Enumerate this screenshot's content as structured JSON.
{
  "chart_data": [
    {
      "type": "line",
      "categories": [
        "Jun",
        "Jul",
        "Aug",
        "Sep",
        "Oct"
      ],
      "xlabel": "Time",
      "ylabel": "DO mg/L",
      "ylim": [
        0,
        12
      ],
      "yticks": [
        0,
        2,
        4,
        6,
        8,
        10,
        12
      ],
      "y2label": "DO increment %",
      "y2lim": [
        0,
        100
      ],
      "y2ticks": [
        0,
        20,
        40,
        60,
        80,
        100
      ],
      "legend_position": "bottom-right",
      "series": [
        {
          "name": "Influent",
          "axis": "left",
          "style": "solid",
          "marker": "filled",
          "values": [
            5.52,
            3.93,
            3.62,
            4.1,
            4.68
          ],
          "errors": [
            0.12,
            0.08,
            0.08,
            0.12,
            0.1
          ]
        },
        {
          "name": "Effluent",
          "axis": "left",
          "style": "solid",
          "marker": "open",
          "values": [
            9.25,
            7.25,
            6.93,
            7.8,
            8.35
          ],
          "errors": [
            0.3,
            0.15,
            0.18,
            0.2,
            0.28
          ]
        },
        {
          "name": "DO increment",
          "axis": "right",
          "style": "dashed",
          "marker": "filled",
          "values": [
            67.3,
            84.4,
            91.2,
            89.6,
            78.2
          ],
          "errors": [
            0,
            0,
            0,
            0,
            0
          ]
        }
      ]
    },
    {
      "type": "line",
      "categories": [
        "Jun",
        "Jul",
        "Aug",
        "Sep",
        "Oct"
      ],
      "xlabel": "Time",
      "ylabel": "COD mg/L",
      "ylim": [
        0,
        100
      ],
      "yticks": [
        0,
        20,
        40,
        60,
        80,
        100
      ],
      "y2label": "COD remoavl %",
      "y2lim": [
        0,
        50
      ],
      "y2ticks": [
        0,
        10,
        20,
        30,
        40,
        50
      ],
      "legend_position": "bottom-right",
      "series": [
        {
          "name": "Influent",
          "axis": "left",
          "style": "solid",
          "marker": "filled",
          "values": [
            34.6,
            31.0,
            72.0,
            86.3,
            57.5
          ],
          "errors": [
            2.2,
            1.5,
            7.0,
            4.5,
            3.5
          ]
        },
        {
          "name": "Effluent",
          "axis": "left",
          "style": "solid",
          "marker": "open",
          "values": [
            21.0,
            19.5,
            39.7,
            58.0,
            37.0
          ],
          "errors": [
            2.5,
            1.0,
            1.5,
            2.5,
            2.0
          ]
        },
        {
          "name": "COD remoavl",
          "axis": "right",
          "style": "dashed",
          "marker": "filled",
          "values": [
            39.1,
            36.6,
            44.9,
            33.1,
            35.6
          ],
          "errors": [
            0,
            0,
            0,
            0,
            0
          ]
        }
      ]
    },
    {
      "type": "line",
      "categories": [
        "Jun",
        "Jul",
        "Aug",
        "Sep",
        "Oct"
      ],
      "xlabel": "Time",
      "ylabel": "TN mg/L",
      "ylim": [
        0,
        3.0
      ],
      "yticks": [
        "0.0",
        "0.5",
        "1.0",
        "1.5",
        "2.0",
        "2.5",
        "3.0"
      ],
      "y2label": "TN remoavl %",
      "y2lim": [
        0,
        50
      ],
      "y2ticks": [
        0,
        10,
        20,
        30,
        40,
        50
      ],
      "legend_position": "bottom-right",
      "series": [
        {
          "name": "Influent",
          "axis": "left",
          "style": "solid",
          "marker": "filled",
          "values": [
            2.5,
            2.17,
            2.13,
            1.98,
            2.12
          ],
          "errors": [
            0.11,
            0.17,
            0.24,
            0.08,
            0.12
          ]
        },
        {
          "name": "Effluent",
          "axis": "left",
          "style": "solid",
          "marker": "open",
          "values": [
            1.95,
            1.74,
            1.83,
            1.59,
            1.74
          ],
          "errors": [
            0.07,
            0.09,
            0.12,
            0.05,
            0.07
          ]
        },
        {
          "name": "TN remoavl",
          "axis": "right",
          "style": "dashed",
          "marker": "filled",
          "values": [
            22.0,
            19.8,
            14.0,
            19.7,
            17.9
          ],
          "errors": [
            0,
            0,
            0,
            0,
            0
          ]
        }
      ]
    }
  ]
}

━━━

# Aim
All lines in the data that contain the word "increment" should be copied.

# Task result
      "y2label": "DO increment %",
          "name": "DO increment",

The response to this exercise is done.